GIVEN EXERCISE >>
Tally every line of the listing where the string "title" is found, and state the total alone.

Records from a collection >>

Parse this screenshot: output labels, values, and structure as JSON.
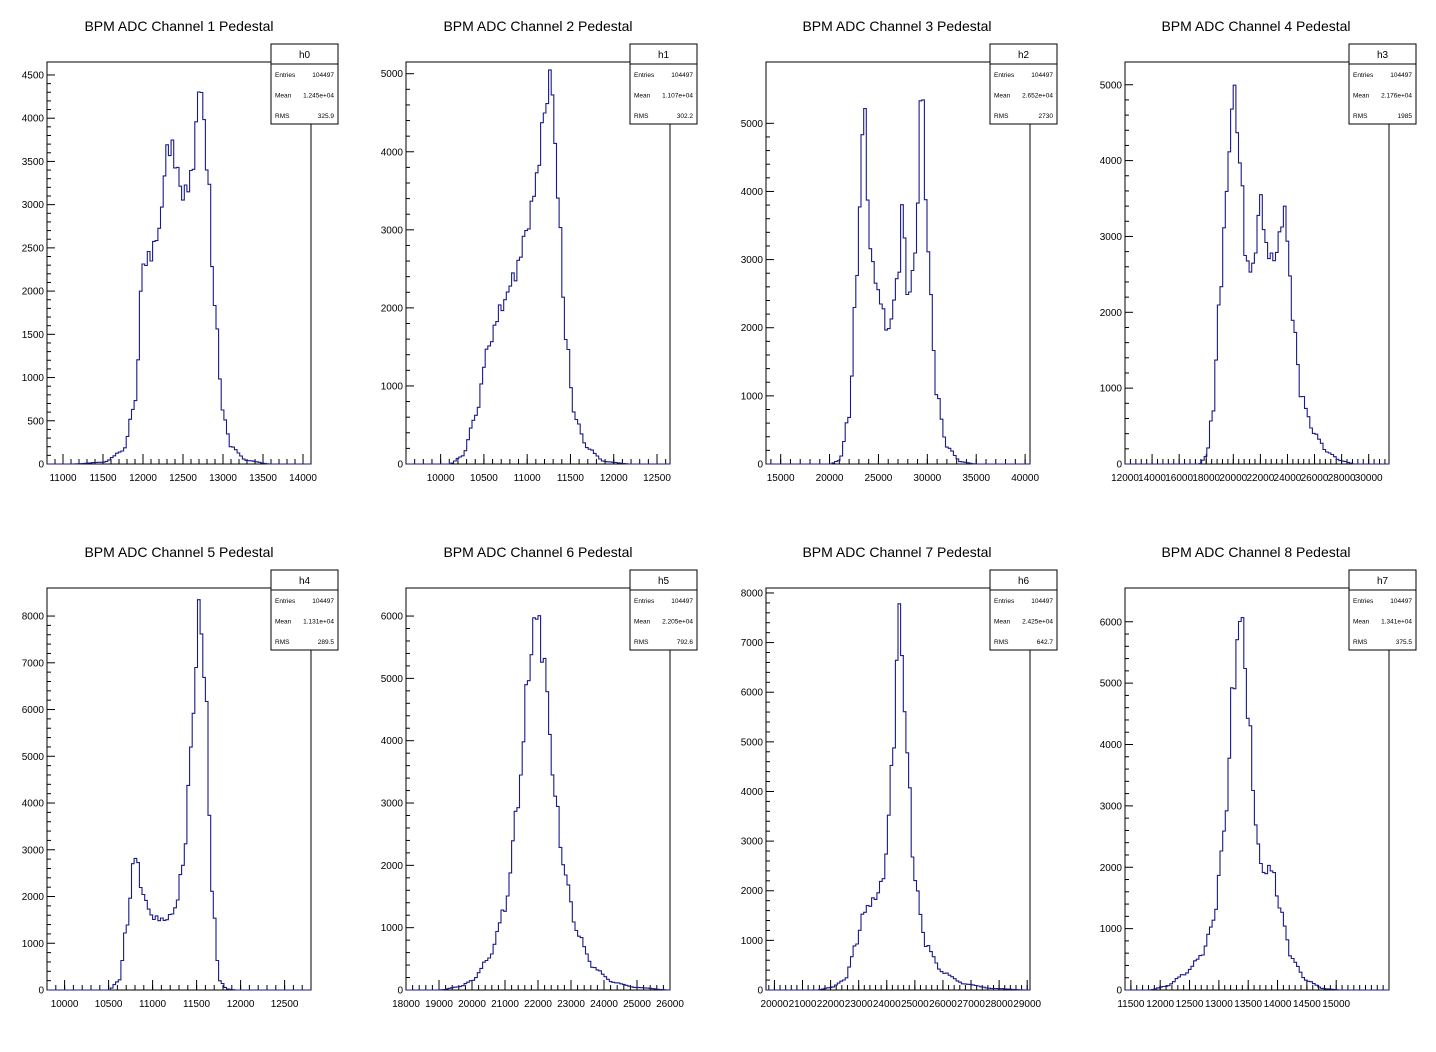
{
  "chart_data": [
    {
      "type": "histogram",
      "title": "BPM ADC Channel 1 Pedestal",
      "xlim": [
        10800,
        14100
      ],
      "ylim": [
        0,
        4650
      ],
      "x_ticks": [
        11000,
        11500,
        12000,
        12500,
        13000,
        13500,
        14000
      ],
      "x_ticks_labels": [
        "11000",
        "11500",
        "12000",
        "12500",
        "13000",
        "13500",
        "14000"
      ],
      "y_ticks": [
        0,
        500,
        1000,
        1500,
        2000,
        2500,
        3000,
        3500,
        4000,
        4500
      ],
      "y_ticks_labels": [
        "0",
        "500",
        "1000",
        "1500",
        "2000",
        "2500",
        "3000",
        "3500",
        "4000",
        "4500"
      ],
      "stats": {
        "name": "h0",
        "entries": "104497",
        "mean": "1.245e+04",
        "rms": "325.9"
      },
      "peaks": [
        [
          11100,
          0
        ],
        [
          11500,
          20
        ],
        [
          11750,
          150
        ],
        [
          11900,
          700
        ],
        [
          12000,
          2300
        ],
        [
          12100,
          2420
        ],
        [
          12200,
          2700
        ],
        [
          12300,
          3600
        ],
        [
          12350,
          3700
        ],
        [
          12400,
          3500
        ],
        [
          12500,
          3100
        ],
        [
          12600,
          3300
        ],
        [
          12720,
          4400
        ],
        [
          12800,
          3500
        ],
        [
          12900,
          1800
        ],
        [
          13000,
          600
        ],
        [
          13100,
          200
        ],
        [
          13300,
          40
        ],
        [
          13600,
          0
        ]
      ],
      "color": "#1a1a8c"
    },
    {
      "type": "histogram",
      "title": "BPM ADC Channel 2 Pedestal",
      "xlim": [
        9600,
        12650
      ],
      "ylim": [
        0,
        5150
      ],
      "x_ticks": [
        10000,
        10500,
        11000,
        11500,
        12000,
        12500
      ],
      "x_ticks_labels": [
        "10000",
        "10500",
        "11000",
        "11500",
        "12000",
        "12500"
      ],
      "y_ticks": [
        0,
        1000,
        2000,
        3000,
        4000,
        5000
      ],
      "y_ticks_labels": [
        "0",
        "1000",
        "2000",
        "3000",
        "4000",
        "5000"
      ],
      "stats": {
        "name": "h1",
        "entries": "104497",
        "mean": "1.107e+04",
        "rms": "302.2"
      },
      "peaks": [
        [
          10100,
          0
        ],
        [
          10250,
          100
        ],
        [
          10400,
          600
        ],
        [
          10550,
          1500
        ],
        [
          10700,
          2000
        ],
        [
          10850,
          2400
        ],
        [
          11000,
          3000
        ],
        [
          11100,
          3600
        ],
        [
          11200,
          4500
        ],
        [
          11280,
          5000
        ],
        [
          11350,
          3500
        ],
        [
          11450,
          1600
        ],
        [
          11550,
          600
        ],
        [
          11700,
          200
        ],
        [
          11900,
          30
        ],
        [
          12200,
          0
        ]
      ],
      "color": "#1a1a8c"
    },
    {
      "type": "histogram",
      "title": "BPM ADC Channel 3 Pedestal",
      "xlim": [
        13500,
        40500
      ],
      "ylim": [
        0,
        5900
      ],
      "x_ticks": [
        15000,
        20000,
        25000,
        30000,
        35000,
        40000
      ],
      "x_ticks_labels": [
        "15000",
        "20000",
        "25000",
        "30000",
        "35000",
        "40000"
      ],
      "y_ticks": [
        0,
        1000,
        2000,
        3000,
        4000,
        5000
      ],
      "y_ticks_labels": [
        "0",
        "1000",
        "2000",
        "3000",
        "4000",
        "5000"
      ],
      "stats": {
        "name": "h2",
        "entries": "104497",
        "mean": "2.652e+04",
        "rms": "2730"
      },
      "peaks": [
        [
          20000,
          0
        ],
        [
          21000,
          50
        ],
        [
          22000,
          700
        ],
        [
          22800,
          2800
        ],
        [
          23500,
          5250
        ],
        [
          24200,
          3100
        ],
        [
          25000,
          2500
        ],
        [
          26000,
          1950
        ],
        [
          27000,
          2700
        ],
        [
          27500,
          3800
        ],
        [
          28000,
          2400
        ],
        [
          28700,
          3000
        ],
        [
          29500,
          5600
        ],
        [
          30000,
          3200
        ],
        [
          31000,
          1000
        ],
        [
          32000,
          250
        ],
        [
          33500,
          30
        ],
        [
          35000,
          0
        ]
      ],
      "color": "#1a1a8c"
    },
    {
      "type": "histogram",
      "title": "BPM ADC Channel 4 Pedestal",
      "xlim": [
        12000,
        31500
      ],
      "ylim": [
        0,
        5300
      ],
      "x_ticks": [
        12000,
        14000,
        16000,
        18000,
        20000,
        22000,
        24000,
        26000,
        28000,
        30000
      ],
      "x_ticks_labels": [
        "12000",
        "14000",
        "16000",
        "18000",
        "20000",
        "22000",
        "24000",
        "26000",
        "28000",
        "30000"
      ],
      "y_ticks": [
        0,
        1000,
        2000,
        3000,
        4000,
        5000
      ],
      "y_ticks_labels": [
        "0",
        "1000",
        "2000",
        "3000",
        "4000",
        "5000"
      ],
      "stats": {
        "name": "h3",
        "entries": "104497",
        "mean": "2.176e+04",
        "rms": "1985"
      },
      "peaks": [
        [
          17500,
          0
        ],
        [
          18000,
          100
        ],
        [
          18500,
          700
        ],
        [
          19000,
          2200
        ],
        [
          19600,
          3800
        ],
        [
          20000,
          5000
        ],
        [
          20500,
          4000
        ],
        [
          21000,
          2600
        ],
        [
          21500,
          2600
        ],
        [
          22000,
          3500
        ],
        [
          22500,
          2800
        ],
        [
          23000,
          2700
        ],
        [
          23800,
          3300
        ],
        [
          24500,
          1800
        ],
        [
          25000,
          900
        ],
        [
          26000,
          400
        ],
        [
          27000,
          150
        ],
        [
          28000,
          40
        ],
        [
          29000,
          0
        ]
      ],
      "color": "#1a1a8c"
    },
    {
      "type": "histogram",
      "title": "BPM ADC Channel 5 Pedestal",
      "xlim": [
        9800,
        12800
      ],
      "ylim": [
        0,
        8600
      ],
      "x_ticks": [
        10000,
        10500,
        11000,
        11500,
        12000,
        12500
      ],
      "x_ticks_labels": [
        "10000",
        "10500",
        "11000",
        "11500",
        "12000",
        "12500"
      ],
      "y_ticks": [
        0,
        1000,
        2000,
        3000,
        4000,
        5000,
        6000,
        7000,
        8000
      ],
      "y_ticks_labels": [
        "0",
        "1000",
        "2000",
        "3000",
        "4000",
        "5000",
        "6000",
        "7000",
        "8000"
      ],
      "stats": {
        "name": "h4",
        "entries": "104497",
        "mean": "1.131e+04",
        "rms": "289.5"
      },
      "peaks": [
        [
          10500,
          0
        ],
        [
          10620,
          200
        ],
        [
          10700,
          1300
        ],
        [
          10800,
          2900
        ],
        [
          10900,
          2000
        ],
        [
          11000,
          1550
        ],
        [
          11150,
          1500
        ],
        [
          11250,
          1700
        ],
        [
          11350,
          2700
        ],
        [
          11450,
          5500
        ],
        [
          11530,
          8200
        ],
        [
          11600,
          6500
        ],
        [
          11680,
          2000
        ],
        [
          11760,
          200
        ],
        [
          11850,
          20
        ],
        [
          11950,
          0
        ]
      ],
      "color": "#1a1a8c"
    },
    {
      "type": "histogram",
      "title": "BPM ADC Channel 6 Pedestal",
      "xlim": [
        18000,
        26000
      ],
      "ylim": [
        0,
        6450
      ],
      "x_ticks": [
        18000,
        19000,
        20000,
        21000,
        22000,
        23000,
        24000,
        25000,
        26000
      ],
      "x_ticks_labels": [
        "18000",
        "19000",
        "20000",
        "21000",
        "22000",
        "23000",
        "24000",
        "25000",
        "26000"
      ],
      "y_ticks": [
        0,
        1000,
        2000,
        3000,
        4000,
        5000,
        6000
      ],
      "y_ticks_labels": [
        "0",
        "1000",
        "2000",
        "3000",
        "4000",
        "5000",
        "6000"
      ],
      "stats": {
        "name": "h5",
        "entries": "104497",
        "mean": "2.205e+04",
        "rms": "792.6"
      },
      "peaks": [
        [
          19000,
          0
        ],
        [
          19600,
          50
        ],
        [
          20000,
          150
        ],
        [
          20500,
          500
        ],
        [
          21000,
          1300
        ],
        [
          21400,
          3000
        ],
        [
          21700,
          5000
        ],
        [
          21950,
          6100
        ],
        [
          22200,
          5200
        ],
        [
          22500,
          3200
        ],
        [
          22800,
          1900
        ],
        [
          23200,
          900
        ],
        [
          23700,
          350
        ],
        [
          24300,
          120
        ],
        [
          25000,
          40
        ],
        [
          26000,
          0
        ]
      ],
      "color": "#1a1a8c"
    },
    {
      "type": "histogram",
      "title": "BPM ADC Channel 7 Pedestal",
      "xlim": [
        19700,
        29100
      ],
      "ylim": [
        0,
        8100
      ],
      "x_ticks": [
        20000,
        21000,
        22000,
        23000,
        24000,
        25000,
        26000,
        27000,
        28000,
        29000
      ],
      "x_ticks_labels": [
        "20000",
        "21000",
        "22000",
        "23000",
        "24000",
        "25000",
        "26000",
        "27000",
        "28000",
        "29000"
      ],
      "y_ticks": [
        0,
        1000,
        2000,
        3000,
        4000,
        5000,
        6000,
        7000,
        8000
      ],
      "y_ticks_labels": [
        "0",
        "1000",
        "2000",
        "3000",
        "4000",
        "5000",
        "6000",
        "7000",
        "8000"
      ],
      "stats": {
        "name": "h6",
        "entries": "104497",
        "mean": "2.425e+04",
        "rms": "642.7"
      },
      "peaks": [
        [
          21500,
          0
        ],
        [
          22000,
          50
        ],
        [
          22500,
          200
        ],
        [
          22900,
          900
        ],
        [
          23200,
          1600
        ],
        [
          23600,
          1850
        ],
        [
          23900,
          2300
        ],
        [
          24200,
          4500
        ],
        [
          24450,
          7700
        ],
        [
          24700,
          5000
        ],
        [
          25000,
          2200
        ],
        [
          25400,
          900
        ],
        [
          26000,
          350
        ],
        [
          26800,
          120
        ],
        [
          27800,
          30
        ],
        [
          29000,
          0
        ]
      ],
      "color": "#1a1a8c"
    },
    {
      "type": "histogram",
      "title": "BPM ADC Channel 8 Pedestal",
      "xlim": [
        11400,
        15900
      ],
      "ylim": [
        0,
        6550
      ],
      "x_ticks": [
        11500,
        12000,
        12500,
        13000,
        13500,
        14000,
        14500,
        15000
      ],
      "x_ticks_labels": [
        "11500",
        "12000",
        "12500",
        "13000",
        "13500",
        "14000",
        "14500",
        "15000"
      ],
      "y_ticks": [
        0,
        1000,
        2000,
        3000,
        4000,
        5000,
        6000
      ],
      "y_ticks_labels": [
        "0",
        "1000",
        "2000",
        "3000",
        "4000",
        "5000",
        "6000"
      ],
      "stats": {
        "name": "h7",
        "entries": "104497",
        "mean": "1.341e+04",
        "rms": "375.5"
      },
      "peaks": [
        [
          11800,
          0
        ],
        [
          12100,
          60
        ],
        [
          12400,
          250
        ],
        [
          12700,
          550
        ],
        [
          12900,
          1100
        ],
        [
          13100,
          2600
        ],
        [
          13250,
          5000
        ],
        [
          13380,
          6200
        ],
        [
          13500,
          4500
        ],
        [
          13650,
          2500
        ],
        [
          13750,
          1900
        ],
        [
          13900,
          2000
        ],
        [
          14050,
          1300
        ],
        [
          14250,
          500
        ],
        [
          14500,
          150
        ],
        [
          14800,
          20
        ],
        [
          15100,
          0
        ]
      ],
      "color": "#1a1a8c"
    }
  ],
  "stats_labels": {
    "entries": "Entries",
    "mean": "Mean",
    "rms": "RMS"
  }
}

OUTPUT OF THE EXERCISE >>
8